┌────────
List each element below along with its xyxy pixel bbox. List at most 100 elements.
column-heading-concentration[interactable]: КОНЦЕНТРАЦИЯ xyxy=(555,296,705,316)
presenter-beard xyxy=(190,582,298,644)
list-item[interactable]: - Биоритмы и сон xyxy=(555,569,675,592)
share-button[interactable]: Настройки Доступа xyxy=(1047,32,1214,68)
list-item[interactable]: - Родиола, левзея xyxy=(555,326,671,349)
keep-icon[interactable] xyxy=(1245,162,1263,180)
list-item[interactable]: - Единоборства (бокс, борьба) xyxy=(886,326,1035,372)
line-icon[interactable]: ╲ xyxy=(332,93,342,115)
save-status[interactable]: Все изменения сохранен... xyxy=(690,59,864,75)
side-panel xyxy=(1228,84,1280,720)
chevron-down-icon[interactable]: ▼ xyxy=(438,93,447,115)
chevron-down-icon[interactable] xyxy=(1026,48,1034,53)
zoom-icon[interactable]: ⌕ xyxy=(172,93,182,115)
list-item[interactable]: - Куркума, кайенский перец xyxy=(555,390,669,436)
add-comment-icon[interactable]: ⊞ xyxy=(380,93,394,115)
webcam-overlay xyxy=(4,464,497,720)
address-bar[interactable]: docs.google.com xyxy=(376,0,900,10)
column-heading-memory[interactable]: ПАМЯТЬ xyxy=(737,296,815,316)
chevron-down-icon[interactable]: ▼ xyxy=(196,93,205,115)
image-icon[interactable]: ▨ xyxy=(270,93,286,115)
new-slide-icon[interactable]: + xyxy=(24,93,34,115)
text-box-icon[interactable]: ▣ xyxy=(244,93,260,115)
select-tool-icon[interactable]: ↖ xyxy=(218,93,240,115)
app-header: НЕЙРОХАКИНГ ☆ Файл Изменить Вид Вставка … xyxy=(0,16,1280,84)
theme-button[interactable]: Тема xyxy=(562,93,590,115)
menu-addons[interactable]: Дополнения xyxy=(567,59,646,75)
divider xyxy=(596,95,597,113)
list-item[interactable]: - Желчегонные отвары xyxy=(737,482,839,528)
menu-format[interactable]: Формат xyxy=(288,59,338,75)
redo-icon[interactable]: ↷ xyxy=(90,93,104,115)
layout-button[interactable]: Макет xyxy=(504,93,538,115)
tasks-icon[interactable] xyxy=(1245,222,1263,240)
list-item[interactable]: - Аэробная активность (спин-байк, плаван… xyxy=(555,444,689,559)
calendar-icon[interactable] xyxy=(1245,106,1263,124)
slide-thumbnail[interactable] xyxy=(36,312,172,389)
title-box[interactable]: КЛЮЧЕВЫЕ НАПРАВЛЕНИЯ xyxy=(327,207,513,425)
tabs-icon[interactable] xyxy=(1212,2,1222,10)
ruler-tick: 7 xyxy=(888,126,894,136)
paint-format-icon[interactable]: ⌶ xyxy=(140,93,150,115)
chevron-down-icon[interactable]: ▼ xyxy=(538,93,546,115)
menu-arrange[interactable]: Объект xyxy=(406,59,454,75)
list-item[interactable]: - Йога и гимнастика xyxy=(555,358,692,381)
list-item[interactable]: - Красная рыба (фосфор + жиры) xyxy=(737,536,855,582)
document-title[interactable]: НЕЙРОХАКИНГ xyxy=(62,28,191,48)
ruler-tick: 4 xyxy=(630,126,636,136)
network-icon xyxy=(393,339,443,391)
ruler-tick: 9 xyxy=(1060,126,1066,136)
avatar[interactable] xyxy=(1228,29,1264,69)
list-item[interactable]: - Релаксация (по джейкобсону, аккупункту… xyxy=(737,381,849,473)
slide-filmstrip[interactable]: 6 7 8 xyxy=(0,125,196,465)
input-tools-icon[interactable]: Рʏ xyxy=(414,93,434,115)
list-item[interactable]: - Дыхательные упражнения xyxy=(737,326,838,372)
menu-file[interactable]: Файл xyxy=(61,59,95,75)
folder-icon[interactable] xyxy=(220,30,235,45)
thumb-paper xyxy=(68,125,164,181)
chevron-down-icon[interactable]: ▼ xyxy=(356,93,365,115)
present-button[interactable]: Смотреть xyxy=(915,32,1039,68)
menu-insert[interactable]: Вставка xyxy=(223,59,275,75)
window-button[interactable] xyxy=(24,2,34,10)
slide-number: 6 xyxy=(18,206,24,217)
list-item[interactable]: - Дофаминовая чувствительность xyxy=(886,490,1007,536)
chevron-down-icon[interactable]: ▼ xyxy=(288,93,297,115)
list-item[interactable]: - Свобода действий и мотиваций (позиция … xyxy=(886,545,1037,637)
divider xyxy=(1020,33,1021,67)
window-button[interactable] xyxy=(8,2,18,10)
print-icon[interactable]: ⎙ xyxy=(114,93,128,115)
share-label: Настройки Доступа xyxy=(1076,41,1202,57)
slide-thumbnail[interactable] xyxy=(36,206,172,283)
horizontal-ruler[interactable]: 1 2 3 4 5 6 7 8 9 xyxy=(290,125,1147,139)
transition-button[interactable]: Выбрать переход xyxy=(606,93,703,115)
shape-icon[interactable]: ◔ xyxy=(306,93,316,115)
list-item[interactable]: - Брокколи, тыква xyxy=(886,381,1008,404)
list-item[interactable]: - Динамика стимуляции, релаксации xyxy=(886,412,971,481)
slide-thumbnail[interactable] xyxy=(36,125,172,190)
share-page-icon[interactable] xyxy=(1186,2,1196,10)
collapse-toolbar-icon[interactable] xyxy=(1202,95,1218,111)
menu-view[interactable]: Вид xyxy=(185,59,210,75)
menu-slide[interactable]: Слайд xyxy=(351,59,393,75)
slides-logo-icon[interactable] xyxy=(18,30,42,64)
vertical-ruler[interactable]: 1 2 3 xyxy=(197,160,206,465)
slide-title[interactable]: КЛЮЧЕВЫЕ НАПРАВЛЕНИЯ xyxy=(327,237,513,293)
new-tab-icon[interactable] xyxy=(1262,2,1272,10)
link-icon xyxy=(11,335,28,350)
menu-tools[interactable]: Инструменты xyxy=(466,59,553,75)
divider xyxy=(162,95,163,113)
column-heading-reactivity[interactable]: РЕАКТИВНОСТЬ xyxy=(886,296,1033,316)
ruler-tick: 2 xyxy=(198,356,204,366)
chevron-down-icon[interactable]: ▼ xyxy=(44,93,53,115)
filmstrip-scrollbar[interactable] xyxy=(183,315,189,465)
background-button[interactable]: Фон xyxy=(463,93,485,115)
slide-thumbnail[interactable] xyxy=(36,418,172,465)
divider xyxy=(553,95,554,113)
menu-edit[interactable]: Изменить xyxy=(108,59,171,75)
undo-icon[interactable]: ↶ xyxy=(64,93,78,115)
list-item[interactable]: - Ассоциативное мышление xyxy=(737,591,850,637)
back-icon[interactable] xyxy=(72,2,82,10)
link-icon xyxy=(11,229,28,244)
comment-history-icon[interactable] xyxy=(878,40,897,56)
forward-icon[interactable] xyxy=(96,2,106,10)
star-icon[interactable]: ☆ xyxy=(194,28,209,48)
└────────
To be done. Copy out every line of the records above word for word, changing nothing.

Reply to the task.
List each element below along with its xyxy pixel bbox. List at most 100 elements.
column-heading-concentration[interactable]: КОНЦЕНТРАЦИЯ xyxy=(555,296,705,316)
presenter-beard xyxy=(190,582,298,644)
list-item[interactable]: - Биоритмы и сон xyxy=(555,569,675,592)
share-button[interactable]: Настройки Доступа xyxy=(1047,32,1214,68)
list-item[interactable]: - Родиола, левзея xyxy=(555,326,671,349)
keep-icon[interactable] xyxy=(1245,162,1263,180)
list-item[interactable]: - Единоборства (бокс, борьба) xyxy=(886,326,1035,372)
line-icon[interactable]: ╲ xyxy=(332,93,342,115)
save-status[interactable]: Все изменения сохранен... xyxy=(690,59,864,75)
side-panel xyxy=(1228,84,1280,720)
chevron-down-icon[interactable]: ▼ xyxy=(438,93,447,115)
chevron-down-icon[interactable] xyxy=(1026,48,1034,53)
zoom-icon[interactable]: ⌕ xyxy=(172,93,182,115)
list-item[interactable]: - Куркума, кайенский перец xyxy=(555,390,669,436)
add-comment-icon[interactable]: ⊞ xyxy=(380,93,394,115)
webcam-overlay xyxy=(4,464,497,720)
address-bar[interactable]: docs.google.com xyxy=(376,0,900,10)
column-heading-memory[interactable]: ПАМЯТЬ xyxy=(737,296,815,316)
chevron-down-icon[interactable]: ▼ xyxy=(196,93,205,115)
image-icon[interactable]: ▨ xyxy=(270,93,286,115)
new-slide-icon[interactable]: + xyxy=(24,93,34,115)
text-box-icon[interactable]: ▣ xyxy=(244,93,260,115)
select-tool-icon[interactable]: ↖ xyxy=(218,93,240,115)
app-header: НЕЙРОХАКИНГ ☆ Файл Изменить Вид Вставка … xyxy=(0,16,1280,84)
theme-button[interactable]: Тема xyxy=(562,93,590,115)
menu-addons[interactable]: Дополнения xyxy=(567,59,646,75)
divider xyxy=(596,95,597,113)
list-item[interactable]: - Желчегонные отвары xyxy=(737,482,839,528)
menu-format[interactable]: Формат xyxy=(288,59,338,75)
redo-icon[interactable]: ↷ xyxy=(90,93,104,115)
layout-button[interactable]: Макет xyxy=(504,93,538,115)
tasks-icon[interactable] xyxy=(1245,222,1263,240)
list-item[interactable]: - Аэробная активность (спин-байк, плаван… xyxy=(555,444,689,559)
calendar-icon[interactable] xyxy=(1245,106,1263,124)
slide-thumbnail[interactable] xyxy=(36,312,172,389)
title-box[interactable]: КЛЮЧЕВЫЕ НАПРАВЛЕНИЯ xyxy=(327,207,513,425)
tabs-icon[interactable] xyxy=(1212,2,1222,10)
ruler-tick: 7 xyxy=(888,126,894,136)
paint-format-icon[interactable]: ⌶ xyxy=(140,93,150,115)
chevron-down-icon[interactable]: ▼ xyxy=(538,93,546,115)
menu-arrange[interactable]: Объект xyxy=(406,59,454,75)
list-item[interactable]: - Йога и гимнастика xyxy=(555,358,692,381)
list-item[interactable]: - Красная рыба (фосфор + жиры) xyxy=(737,536,855,582)
document-title[interactable]: НЕЙРОХАКИНГ xyxy=(62,28,191,48)
ruler-tick: 4 xyxy=(630,126,636,136)
network-icon xyxy=(393,339,443,391)
ruler-tick: 9 xyxy=(1060,126,1066,136)
avatar[interactable] xyxy=(1228,29,1264,69)
list-item[interactable]: - Релаксация (по джейкобсону, аккупункту… xyxy=(737,381,849,473)
slide-filmstrip[interactable]: 6 7 8 xyxy=(0,125,196,465)
input-tools-icon[interactable]: Рʏ xyxy=(414,93,434,115)
list-item[interactable]: - Дыхательные упражнения xyxy=(737,326,838,372)
menu-file[interactable]: Файл xyxy=(61,59,95,75)
folder-icon[interactable] xyxy=(220,30,235,45)
thumb-paper xyxy=(68,125,164,181)
chevron-down-icon[interactable]: ▼ xyxy=(356,93,365,115)
present-button[interactable]: Смотреть xyxy=(915,32,1039,68)
menu-insert[interactable]: Вставка xyxy=(223,59,275,75)
window-button[interactable] xyxy=(24,2,34,10)
slide-number: 6 xyxy=(18,206,24,217)
list-item[interactable]: - Дофаминовая чувствительность xyxy=(886,490,1007,536)
chevron-down-icon[interactable]: ▼ xyxy=(288,93,297,115)
list-item[interactable]: - Свобода действий и мотиваций (позиция … xyxy=(886,545,1037,637)
divider xyxy=(1020,33,1021,67)
window-button[interactable] xyxy=(8,2,18,10)
print-icon[interactable]: ⎙ xyxy=(114,93,128,115)
share-label: Настройки Доступа xyxy=(1076,41,1202,57)
slide-thumbnail[interactable] xyxy=(36,206,172,283)
horizontal-ruler[interactable]: 1 2 3 4 5 6 7 8 9 xyxy=(290,125,1147,139)
transition-button[interactable]: Выбрать переход xyxy=(606,93,703,115)
shape-icon[interactable]: ◔ xyxy=(306,93,316,115)
list-item[interactable]: - Брокколи, тыква xyxy=(886,381,1008,404)
list-item[interactable]: - Динамика стимуляции, релаксации xyxy=(886,412,971,481)
slide-thumbnail[interactable] xyxy=(36,125,172,190)
share-page-icon[interactable] xyxy=(1186,2,1196,10)
collapse-toolbar-icon[interactable] xyxy=(1202,95,1218,111)
menu-view[interactable]: Вид xyxy=(185,59,210,75)
menu-slide[interactable]: Слайд xyxy=(351,59,393,75)
slides-logo-icon[interactable] xyxy=(18,30,42,64)
vertical-ruler[interactable]: 1 2 3 xyxy=(197,160,206,465)
slide-title[interactable]: КЛЮЧЕВЫЕ НАПРАВЛЕНИЯ xyxy=(327,237,513,293)
new-tab-icon[interactable] xyxy=(1262,2,1272,10)
link-icon xyxy=(11,335,28,350)
menu-tools[interactable]: Инструменты xyxy=(466,59,553,75)
divider xyxy=(162,95,163,113)
column-heading-reactivity[interactable]: РЕАКТИВНОСТЬ xyxy=(886,296,1033,316)
ruler-tick: 2 xyxy=(198,356,204,366)
chevron-down-icon[interactable]: ▼ xyxy=(44,93,53,115)
filmstrip-scrollbar[interactable] xyxy=(183,315,189,465)
background-button[interactable]: Фон xyxy=(463,93,485,115)
slide-thumbnail[interactable] xyxy=(36,418,172,465)
divider xyxy=(553,95,554,113)
menu-edit[interactable]: Изменить xyxy=(108,59,171,75)
undo-icon[interactable]: ↶ xyxy=(64,93,78,115)
list-item[interactable]: - Ассоциативное мышление xyxy=(737,591,850,637)
back-icon[interactable] xyxy=(72,2,82,10)
link-icon xyxy=(11,229,28,244)
comment-history-icon[interactable] xyxy=(878,40,897,56)
forward-icon[interactable] xyxy=(96,2,106,10)
star-icon[interactable]: ☆ xyxy=(194,28,209,48)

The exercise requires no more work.